"""

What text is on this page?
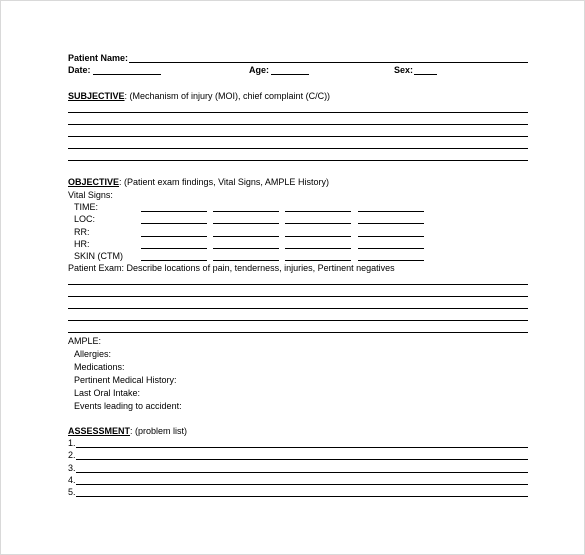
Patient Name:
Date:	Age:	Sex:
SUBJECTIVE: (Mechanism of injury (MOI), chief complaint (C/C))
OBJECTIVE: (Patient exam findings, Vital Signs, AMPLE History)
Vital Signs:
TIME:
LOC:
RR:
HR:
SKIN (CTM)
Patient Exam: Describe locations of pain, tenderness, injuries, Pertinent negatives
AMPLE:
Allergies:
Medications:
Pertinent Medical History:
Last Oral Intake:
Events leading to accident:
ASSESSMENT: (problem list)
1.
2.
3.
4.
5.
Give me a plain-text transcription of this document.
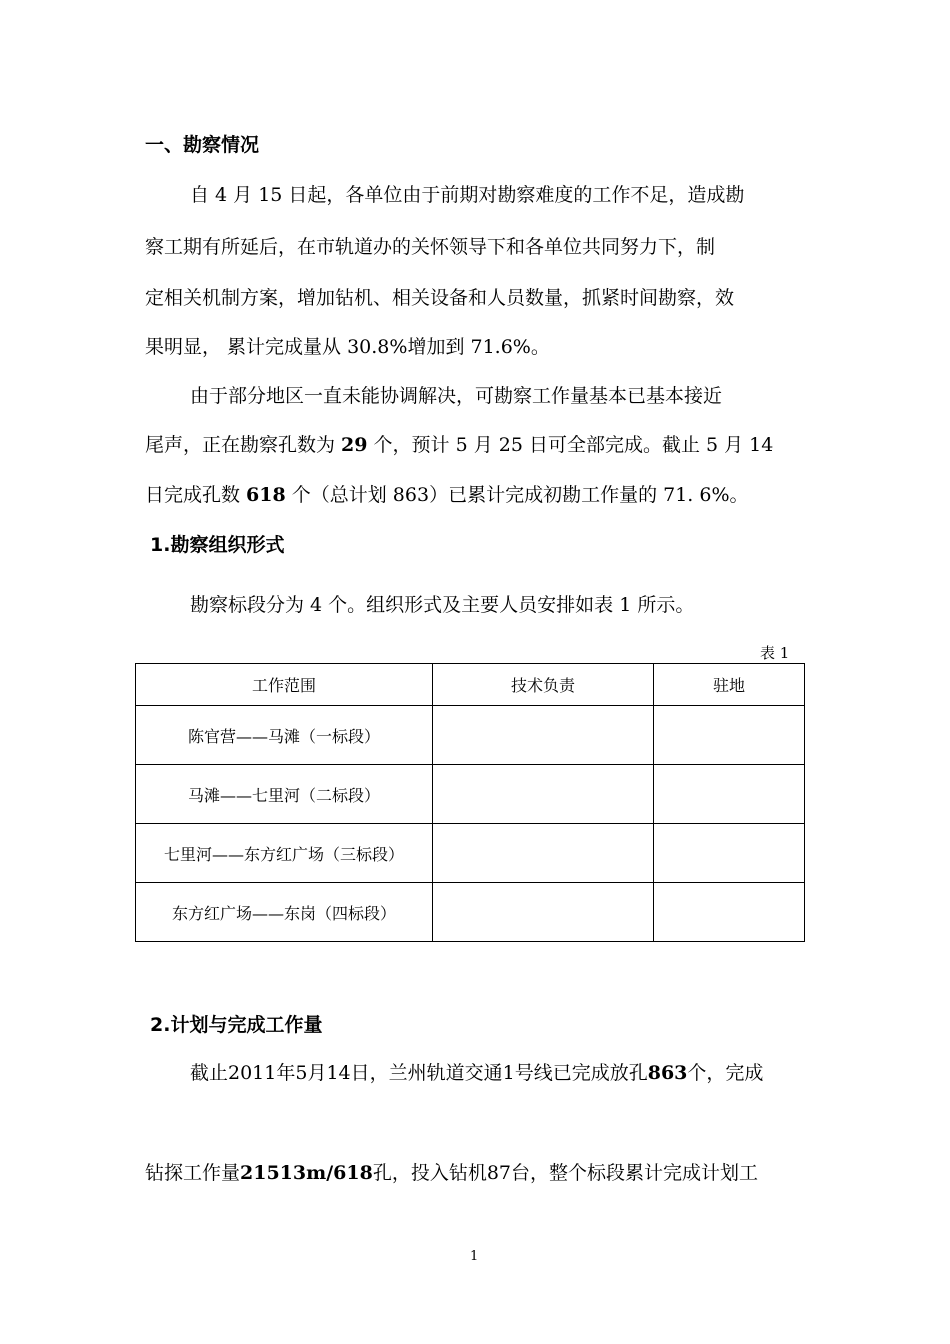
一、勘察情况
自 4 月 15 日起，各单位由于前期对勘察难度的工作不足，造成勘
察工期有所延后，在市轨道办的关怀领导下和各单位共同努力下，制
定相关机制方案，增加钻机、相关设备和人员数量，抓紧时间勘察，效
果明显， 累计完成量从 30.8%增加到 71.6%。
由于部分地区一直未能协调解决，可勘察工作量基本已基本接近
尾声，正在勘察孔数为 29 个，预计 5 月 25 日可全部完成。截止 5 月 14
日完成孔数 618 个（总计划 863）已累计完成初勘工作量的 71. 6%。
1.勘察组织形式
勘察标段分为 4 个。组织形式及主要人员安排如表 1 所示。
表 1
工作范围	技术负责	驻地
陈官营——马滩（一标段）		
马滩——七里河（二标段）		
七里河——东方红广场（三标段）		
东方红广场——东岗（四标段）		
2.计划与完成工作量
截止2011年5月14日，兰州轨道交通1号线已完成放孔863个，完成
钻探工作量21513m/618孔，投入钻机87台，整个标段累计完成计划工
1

"""
"""

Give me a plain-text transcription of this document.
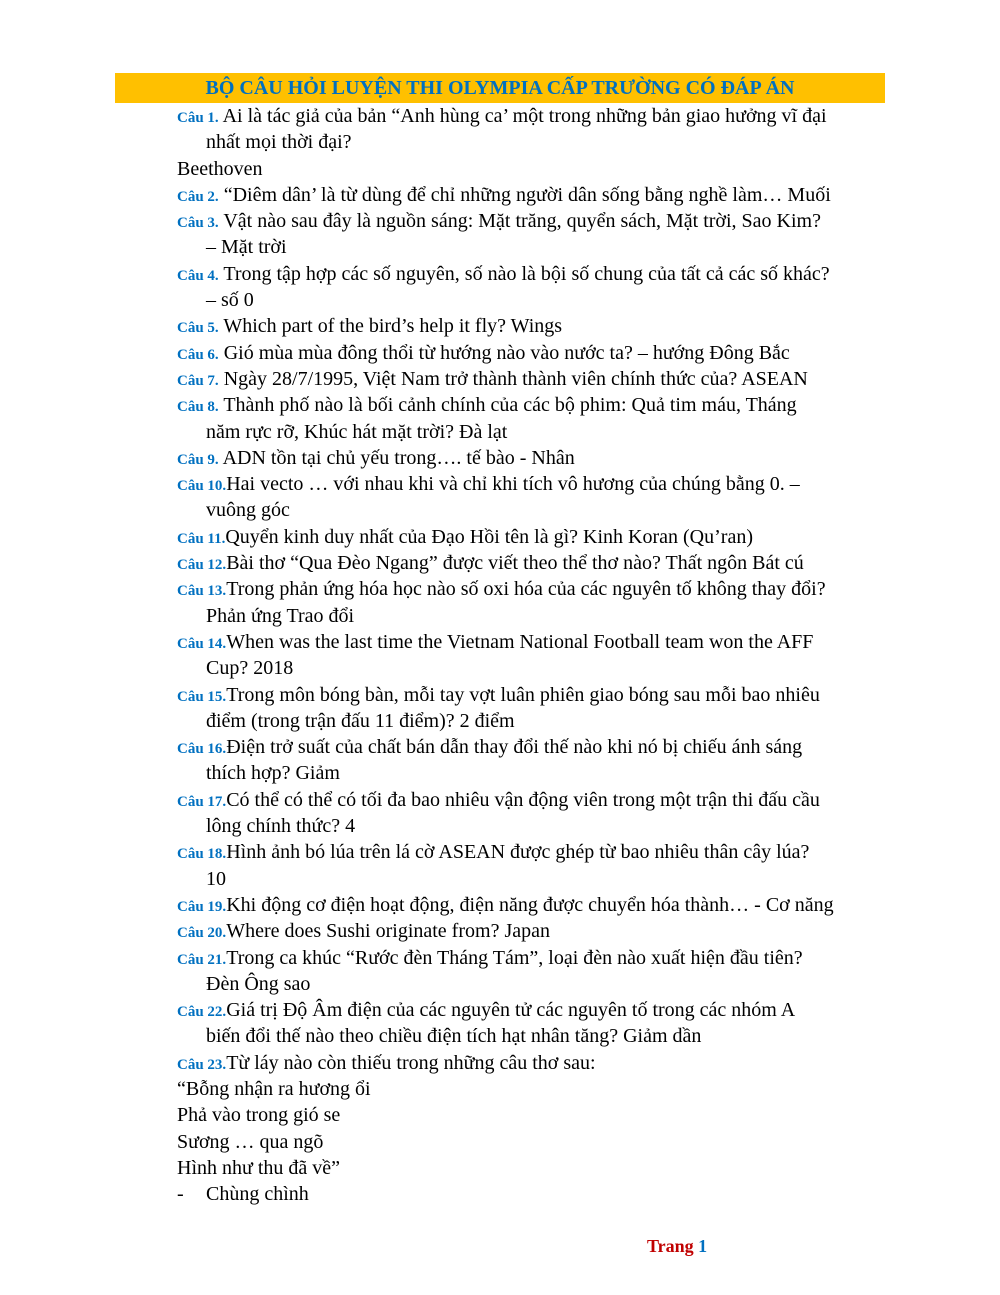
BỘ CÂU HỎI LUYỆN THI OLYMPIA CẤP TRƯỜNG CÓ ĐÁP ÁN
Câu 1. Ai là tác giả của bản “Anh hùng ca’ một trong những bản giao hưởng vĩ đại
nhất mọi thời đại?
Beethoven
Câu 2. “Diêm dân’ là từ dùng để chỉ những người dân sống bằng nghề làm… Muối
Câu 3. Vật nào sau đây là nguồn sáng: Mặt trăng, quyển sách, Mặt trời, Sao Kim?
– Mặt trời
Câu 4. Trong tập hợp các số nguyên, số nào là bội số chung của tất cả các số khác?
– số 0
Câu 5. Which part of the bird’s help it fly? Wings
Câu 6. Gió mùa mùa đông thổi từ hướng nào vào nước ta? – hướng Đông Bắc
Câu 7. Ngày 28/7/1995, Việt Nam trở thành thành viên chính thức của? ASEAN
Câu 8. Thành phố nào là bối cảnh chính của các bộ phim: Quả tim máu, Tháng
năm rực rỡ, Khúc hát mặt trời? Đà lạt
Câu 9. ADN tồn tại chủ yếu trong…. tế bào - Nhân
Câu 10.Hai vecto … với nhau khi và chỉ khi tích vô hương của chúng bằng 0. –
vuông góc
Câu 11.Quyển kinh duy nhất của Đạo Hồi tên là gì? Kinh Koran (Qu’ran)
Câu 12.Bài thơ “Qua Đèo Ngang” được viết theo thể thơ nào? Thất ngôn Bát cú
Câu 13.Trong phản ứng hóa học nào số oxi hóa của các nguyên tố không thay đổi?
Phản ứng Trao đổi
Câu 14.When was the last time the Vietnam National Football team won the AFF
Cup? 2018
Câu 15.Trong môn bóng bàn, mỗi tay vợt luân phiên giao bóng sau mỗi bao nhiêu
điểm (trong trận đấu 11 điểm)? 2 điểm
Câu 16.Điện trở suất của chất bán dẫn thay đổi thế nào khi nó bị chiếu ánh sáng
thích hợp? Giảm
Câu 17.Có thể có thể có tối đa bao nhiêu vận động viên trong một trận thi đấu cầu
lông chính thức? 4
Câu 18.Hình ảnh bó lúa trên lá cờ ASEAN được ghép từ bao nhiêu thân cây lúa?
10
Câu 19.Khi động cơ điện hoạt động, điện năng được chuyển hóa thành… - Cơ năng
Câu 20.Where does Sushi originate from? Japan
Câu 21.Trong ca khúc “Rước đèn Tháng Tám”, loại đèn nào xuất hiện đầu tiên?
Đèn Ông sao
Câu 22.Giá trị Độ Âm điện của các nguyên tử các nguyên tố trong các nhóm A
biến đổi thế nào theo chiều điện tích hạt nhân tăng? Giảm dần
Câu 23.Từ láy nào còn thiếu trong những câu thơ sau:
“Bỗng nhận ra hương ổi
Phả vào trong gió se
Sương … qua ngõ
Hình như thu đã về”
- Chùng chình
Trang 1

"""
"""

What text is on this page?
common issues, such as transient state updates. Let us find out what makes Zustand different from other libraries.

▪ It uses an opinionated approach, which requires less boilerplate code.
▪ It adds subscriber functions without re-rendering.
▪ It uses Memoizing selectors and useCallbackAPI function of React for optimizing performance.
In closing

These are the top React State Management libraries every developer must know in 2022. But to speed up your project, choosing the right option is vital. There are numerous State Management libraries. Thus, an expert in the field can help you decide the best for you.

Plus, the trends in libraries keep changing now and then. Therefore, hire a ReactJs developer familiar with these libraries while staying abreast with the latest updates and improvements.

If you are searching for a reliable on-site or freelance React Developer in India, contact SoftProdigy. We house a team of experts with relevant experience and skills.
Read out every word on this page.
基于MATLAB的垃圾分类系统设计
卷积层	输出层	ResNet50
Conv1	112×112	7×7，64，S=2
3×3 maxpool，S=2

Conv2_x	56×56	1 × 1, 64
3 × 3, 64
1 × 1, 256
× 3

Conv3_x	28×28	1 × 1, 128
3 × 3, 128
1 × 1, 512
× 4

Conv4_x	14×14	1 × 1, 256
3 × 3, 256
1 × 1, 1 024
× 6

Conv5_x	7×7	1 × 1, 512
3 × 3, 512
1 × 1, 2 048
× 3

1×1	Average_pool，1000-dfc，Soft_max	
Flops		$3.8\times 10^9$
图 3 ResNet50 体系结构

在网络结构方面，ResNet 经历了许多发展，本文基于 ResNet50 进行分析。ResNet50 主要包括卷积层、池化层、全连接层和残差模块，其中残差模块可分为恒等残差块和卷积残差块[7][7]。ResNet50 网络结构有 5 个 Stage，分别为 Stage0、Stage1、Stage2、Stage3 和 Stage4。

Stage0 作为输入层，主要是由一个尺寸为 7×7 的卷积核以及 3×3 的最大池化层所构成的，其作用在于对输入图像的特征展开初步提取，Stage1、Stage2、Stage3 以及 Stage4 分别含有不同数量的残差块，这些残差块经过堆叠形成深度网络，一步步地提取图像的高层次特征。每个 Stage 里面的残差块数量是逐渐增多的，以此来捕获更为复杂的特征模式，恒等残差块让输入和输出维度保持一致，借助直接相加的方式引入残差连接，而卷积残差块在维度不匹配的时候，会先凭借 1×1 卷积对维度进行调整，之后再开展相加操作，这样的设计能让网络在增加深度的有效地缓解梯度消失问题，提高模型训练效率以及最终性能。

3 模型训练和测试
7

"""

■ **PROBLEM DETAILS**: Return solely the number of lines in the data that include the word "chính".

■ **ANSWER TO THE EXERCISE**: 3